Figure contents as structured data
------
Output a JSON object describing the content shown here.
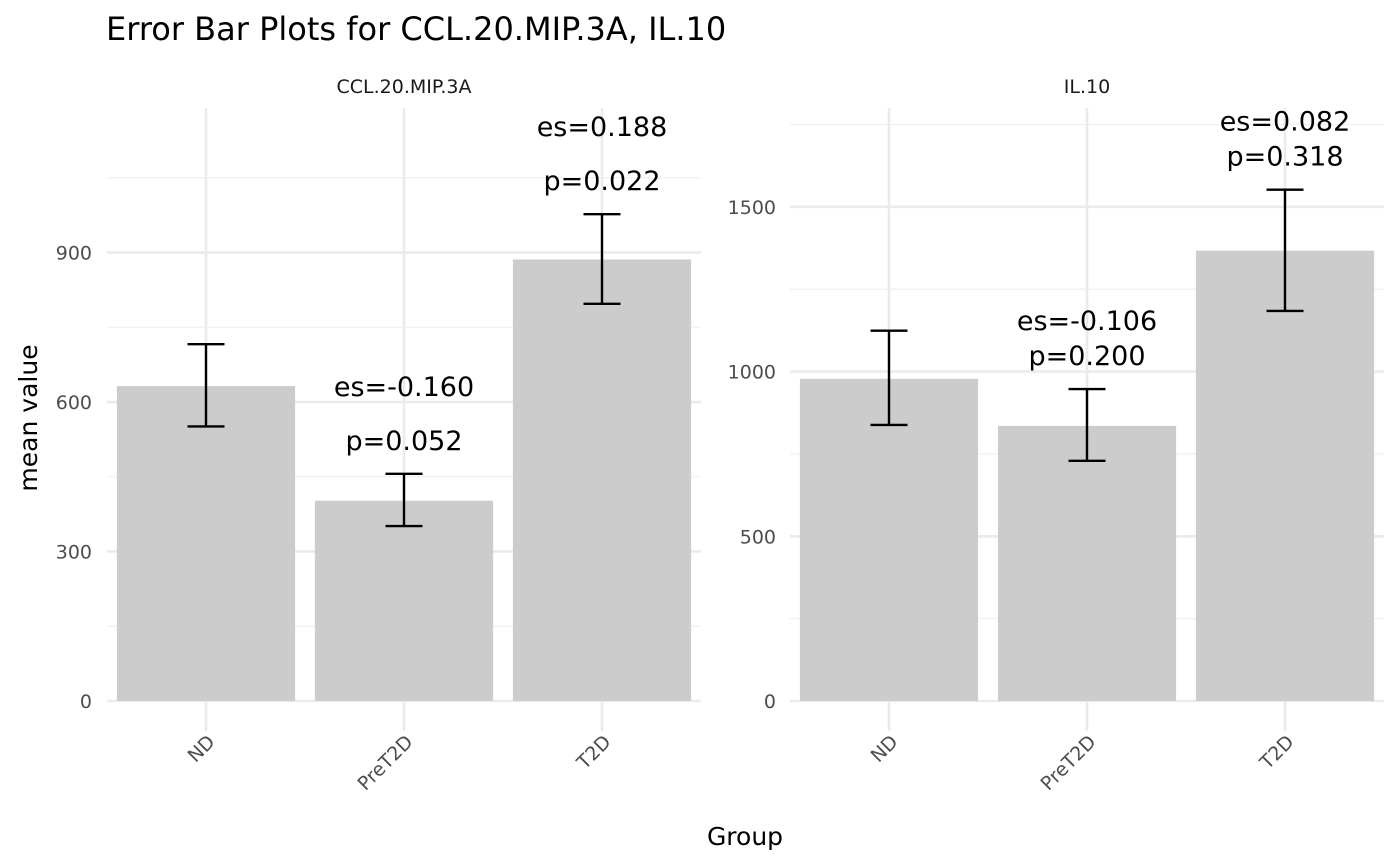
{
  "chart_data": {
    "type": "bar",
    "title": "Error Bar Plots for CCL.20.MIP.3A, IL.10",
    "xlabel": "Group",
    "ylabel": "mean value",
    "grid": true,
    "legend": "none",
    "categories": [
      "ND",
      "PreT2D",
      "T2D"
    ],
    "bar_color": "#cccccc",
    "error_bar_color": "#000000",
    "panels": [
      {
        "name": "CCL.20.MIP.3A",
        "ylim": [
          0,
          1190
        ],
        "yticks": [
          0,
          300,
          600,
          900
        ],
        "minor_yticks": [
          150,
          450,
          750,
          1050
        ],
        "values": [
          632,
          402,
          886
        ],
        "error_lower": [
          551,
          351,
          797
        ],
        "error_upper": [
          716,
          456,
          977
        ],
        "annotations": [
          null,
          {
            "es": "es=-0.160",
            "p": "p=0.052"
          },
          {
            "es": "es=0.188",
            "p": "p=0.022"
          }
        ]
      },
      {
        "name": "IL.10",
        "ylim": [
          0,
          1800
        ],
        "yticks": [
          0,
          500,
          1000,
          1500
        ],
        "minor_yticks": [
          250,
          750,
          1250,
          1750
        ],
        "values": [
          978,
          835,
          1367
        ],
        "error_lower": [
          838,
          729,
          1184
        ],
        "error_upper": [
          1124,
          947,
          1552
        ],
        "annotations": [
          null,
          {
            "es": "es=-0.106",
            "p": "p=0.200"
          },
          {
            "es": "es=0.082",
            "p": "p=0.318"
          }
        ]
      }
    ]
  }
}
------
-- WHAT YOU WILL DO --
Reproduce the data verbatim. Do not carry any picture into the copy.

-- EXERCISE RESULT --
Output a JSON object describing the content shown here.
{
  "chart_data": {
    "type": "bar",
    "title": "Error Bar Plots for CCL.20.MIP.3A, IL.10",
    "xlabel": "Group",
    "ylabel": "mean value",
    "grid": true,
    "legend": "none",
    "categories": [
      "ND",
      "PreT2D",
      "T2D"
    ],
    "bar_color": "#cccccc",
    "error_bar_color": "#000000",
    "panels": [
      {
        "name": "CCL.20.MIP.3A",
        "ylim": [
          0,
          1190
        ],
        "yticks": [
          0,
          300,
          600,
          900
        ],
        "minor_yticks": [
          150,
          450,
          750,
          1050
        ],
        "values": [
          632,
          402,
          886
        ],
        "error_lower": [
          551,
          351,
          797
        ],
        "error_upper": [
          716,
          456,
          977
        ],
        "annotations": [
          null,
          {
            "es": "es=-0.160",
            "p": "p=0.052"
          },
          {
            "es": "es=0.188",
            "p": "p=0.022"
          }
        ]
      },
      {
        "name": "IL.10",
        "ylim": [
          0,
          1800
        ],
        "yticks": [
          0,
          500,
          1000,
          1500
        ],
        "minor_yticks": [
          250,
          750,
          1250,
          1750
        ],
        "values": [
          978,
          835,
          1367
        ],
        "error_lower": [
          838,
          729,
          1184
        ],
        "error_upper": [
          1124,
          947,
          1552
        ],
        "annotations": [
          null,
          {
            "es": "es=-0.106",
            "p": "p=0.200"
          },
          {
            "es": "es=0.082",
            "p": "p=0.318"
          }
        ]
      }
    ]
  }
}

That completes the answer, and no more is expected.